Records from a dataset
####################
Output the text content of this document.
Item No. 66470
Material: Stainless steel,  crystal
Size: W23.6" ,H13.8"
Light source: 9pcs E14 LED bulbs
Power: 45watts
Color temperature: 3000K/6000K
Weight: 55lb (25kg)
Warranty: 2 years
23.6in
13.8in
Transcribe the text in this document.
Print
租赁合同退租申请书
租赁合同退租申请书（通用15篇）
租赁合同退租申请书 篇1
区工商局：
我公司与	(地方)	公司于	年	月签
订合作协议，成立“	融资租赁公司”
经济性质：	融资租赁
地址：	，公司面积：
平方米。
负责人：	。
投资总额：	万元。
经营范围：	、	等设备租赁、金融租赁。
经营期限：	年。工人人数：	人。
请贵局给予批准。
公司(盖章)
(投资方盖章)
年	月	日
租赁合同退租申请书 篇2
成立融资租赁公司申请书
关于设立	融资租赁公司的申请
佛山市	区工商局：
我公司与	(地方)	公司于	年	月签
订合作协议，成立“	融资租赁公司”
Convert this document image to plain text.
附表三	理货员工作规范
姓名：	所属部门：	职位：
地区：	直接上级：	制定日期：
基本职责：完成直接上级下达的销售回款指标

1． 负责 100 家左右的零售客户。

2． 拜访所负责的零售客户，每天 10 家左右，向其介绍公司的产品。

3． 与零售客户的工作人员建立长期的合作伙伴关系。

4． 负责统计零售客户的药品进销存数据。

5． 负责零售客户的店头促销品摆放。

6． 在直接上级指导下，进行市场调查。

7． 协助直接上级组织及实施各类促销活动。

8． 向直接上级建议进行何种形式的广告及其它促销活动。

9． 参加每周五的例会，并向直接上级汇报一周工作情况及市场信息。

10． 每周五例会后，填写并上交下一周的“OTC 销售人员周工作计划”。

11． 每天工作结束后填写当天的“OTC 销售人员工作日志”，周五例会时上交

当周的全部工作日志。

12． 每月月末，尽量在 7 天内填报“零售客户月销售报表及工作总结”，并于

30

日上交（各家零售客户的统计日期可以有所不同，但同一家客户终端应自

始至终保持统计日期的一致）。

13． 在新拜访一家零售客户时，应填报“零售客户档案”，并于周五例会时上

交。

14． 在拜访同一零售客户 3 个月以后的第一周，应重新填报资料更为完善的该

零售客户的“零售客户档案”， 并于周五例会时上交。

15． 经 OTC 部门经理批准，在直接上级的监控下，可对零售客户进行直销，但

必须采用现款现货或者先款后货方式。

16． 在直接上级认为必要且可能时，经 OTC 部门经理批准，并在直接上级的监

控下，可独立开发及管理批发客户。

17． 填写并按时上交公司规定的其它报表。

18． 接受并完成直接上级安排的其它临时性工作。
####################
Copy out each line exactly.

Output the text content of this document.
Item No. 66470
Material: Stainless steel,  crystal
Size: W23.6" ,H13.8"
Light source: 9pcs E14 LED bulbs
Power: 45watts
Color temperature: 3000K/6000K
Weight: 55lb (25kg)
Warranty: 2 years
23.6in
13.8in
Transcribe the text in this document.
Print
租赁合同退租申请书
租赁合同退租申请书（通用15篇）
租赁合同退租申请书 篇1
区工商局：
我公司与	(地方)	公司于	年	月签
订合作协议，成立“	融资租赁公司”
经济性质：	融资租赁
地址：	，公司面积：
平方米。
负责人：	。
投资总额：	万元。
经营范围：	、	等设备租赁、金融租赁。
经营期限：	年。工人人数：	人。
请贵局给予批准。
公司(盖章)
(投资方盖章)
年	月	日
租赁合同退租申请书 篇2
成立融资租赁公司申请书
关于设立	融资租赁公司的申请
佛山市	区工商局：
我公司与	(地方)	公司于	年	月签
订合作协议，成立“	融资租赁公司”
Convert this document image to plain text.
附表三	理货员工作规范
姓名：	所属部门：	职位：
地区：	直接上级：	制定日期：
基本职责：完成直接上级下达的销售回款指标

1． 负责 100 家左右的零售客户。

2． 拜访所负责的零售客户，每天 10 家左右，向其介绍公司的产品。

3． 与零售客户的工作人员建立长期的合作伙伴关系。

4． 负责统计零售客户的药品进销存数据。

5． 负责零售客户的店头促销品摆放。

6． 在直接上级指导下，进行市场调查。

7． 协助直接上级组织及实施各类促销活动。

8． 向直接上级建议进行何种形式的广告及其它促销活动。

9． 参加每周五的例会，并向直接上级汇报一周工作情况及市场信息。

10． 每周五例会后，填写并上交下一周的“OTC 销售人员周工作计划”。

11． 每天工作结束后填写当天的“OTC 销售人员工作日志”，周五例会时上交

当周的全部工作日志。

12． 每月月末，尽量在 7 天内填报“零售客户月销售报表及工作总结”，并于

30

日上交（各家零售客户的统计日期可以有所不同，但同一家客户终端应自

始至终保持统计日期的一致）。

13． 在新拜访一家零售客户时，应填报“零售客户档案”，并于周五例会时上

交。

14． 在拜访同一零售客户 3 个月以后的第一周，应重新填报资料更为完善的该

零售客户的“零售客户档案”， 并于周五例会时上交。

15． 经 OTC 部门经理批准，在直接上级的监控下，可对零售客户进行直销，但

必须采用现款现货或者先款后货方式。

16． 在直接上级认为必要且可能时，经 OTC 部门经理批准，并在直接上级的监

控下，可独立开发及管理批发客户。

17． 填写并按时上交公司规定的其它报表。

18． 接受并完成直接上级安排的其它临时性工作。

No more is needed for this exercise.